What you are asked to do: Which lines in the records below contain the word "this"? Copy each one out.

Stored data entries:
—————

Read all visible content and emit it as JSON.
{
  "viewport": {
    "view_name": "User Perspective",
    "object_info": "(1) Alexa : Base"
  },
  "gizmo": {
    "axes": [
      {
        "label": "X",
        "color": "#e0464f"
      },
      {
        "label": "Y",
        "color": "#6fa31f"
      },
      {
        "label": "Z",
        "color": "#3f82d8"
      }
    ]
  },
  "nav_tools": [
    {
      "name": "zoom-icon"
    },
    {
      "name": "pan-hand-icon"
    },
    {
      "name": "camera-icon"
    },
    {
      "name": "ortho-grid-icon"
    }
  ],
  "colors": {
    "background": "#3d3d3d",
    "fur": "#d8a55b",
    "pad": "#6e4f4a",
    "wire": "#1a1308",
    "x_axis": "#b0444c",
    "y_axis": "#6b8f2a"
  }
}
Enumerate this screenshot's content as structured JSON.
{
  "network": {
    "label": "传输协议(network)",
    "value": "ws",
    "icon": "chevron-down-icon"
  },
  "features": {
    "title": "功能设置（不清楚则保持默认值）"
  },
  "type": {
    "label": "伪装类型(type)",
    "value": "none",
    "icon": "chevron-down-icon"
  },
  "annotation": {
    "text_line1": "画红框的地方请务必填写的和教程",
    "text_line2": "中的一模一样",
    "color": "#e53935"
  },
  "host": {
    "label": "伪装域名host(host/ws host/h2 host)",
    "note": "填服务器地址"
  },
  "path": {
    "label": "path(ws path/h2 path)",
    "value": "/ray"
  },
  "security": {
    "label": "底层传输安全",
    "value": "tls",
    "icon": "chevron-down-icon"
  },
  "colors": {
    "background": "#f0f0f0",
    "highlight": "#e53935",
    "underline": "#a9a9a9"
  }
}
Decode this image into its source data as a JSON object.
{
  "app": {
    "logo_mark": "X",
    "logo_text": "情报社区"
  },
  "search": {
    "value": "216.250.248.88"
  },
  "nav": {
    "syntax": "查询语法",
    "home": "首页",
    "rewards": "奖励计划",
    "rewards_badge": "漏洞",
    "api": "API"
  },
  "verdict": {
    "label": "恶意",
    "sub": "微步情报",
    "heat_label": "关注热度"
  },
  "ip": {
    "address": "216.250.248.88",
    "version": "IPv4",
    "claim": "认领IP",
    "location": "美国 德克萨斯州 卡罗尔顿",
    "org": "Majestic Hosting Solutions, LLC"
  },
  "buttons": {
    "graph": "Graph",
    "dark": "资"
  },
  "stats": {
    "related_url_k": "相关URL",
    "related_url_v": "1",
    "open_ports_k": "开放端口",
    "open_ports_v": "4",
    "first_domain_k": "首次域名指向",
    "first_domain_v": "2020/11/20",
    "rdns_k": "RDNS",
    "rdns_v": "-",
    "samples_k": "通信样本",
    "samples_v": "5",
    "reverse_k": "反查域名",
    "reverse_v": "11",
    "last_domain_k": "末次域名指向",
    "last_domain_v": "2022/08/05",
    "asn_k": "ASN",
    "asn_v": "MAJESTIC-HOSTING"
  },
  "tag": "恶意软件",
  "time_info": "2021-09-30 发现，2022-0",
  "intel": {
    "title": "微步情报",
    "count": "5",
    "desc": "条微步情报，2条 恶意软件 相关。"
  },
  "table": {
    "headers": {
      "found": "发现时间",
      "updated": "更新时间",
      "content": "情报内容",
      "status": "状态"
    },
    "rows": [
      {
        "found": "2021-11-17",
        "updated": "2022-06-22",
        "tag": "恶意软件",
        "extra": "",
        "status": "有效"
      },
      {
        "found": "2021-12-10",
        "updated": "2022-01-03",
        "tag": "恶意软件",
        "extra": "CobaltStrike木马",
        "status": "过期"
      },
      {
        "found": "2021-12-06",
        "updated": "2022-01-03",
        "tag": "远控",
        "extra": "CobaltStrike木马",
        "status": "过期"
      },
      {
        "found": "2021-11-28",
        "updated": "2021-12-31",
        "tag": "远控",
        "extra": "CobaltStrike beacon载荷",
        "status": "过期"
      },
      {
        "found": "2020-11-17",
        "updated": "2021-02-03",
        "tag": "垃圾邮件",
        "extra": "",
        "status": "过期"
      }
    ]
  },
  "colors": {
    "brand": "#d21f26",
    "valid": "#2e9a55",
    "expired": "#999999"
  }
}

—————

Correct output:
Enumerate this screenshot's content as structured JSON.
Decode this image into its source data as a JSON object.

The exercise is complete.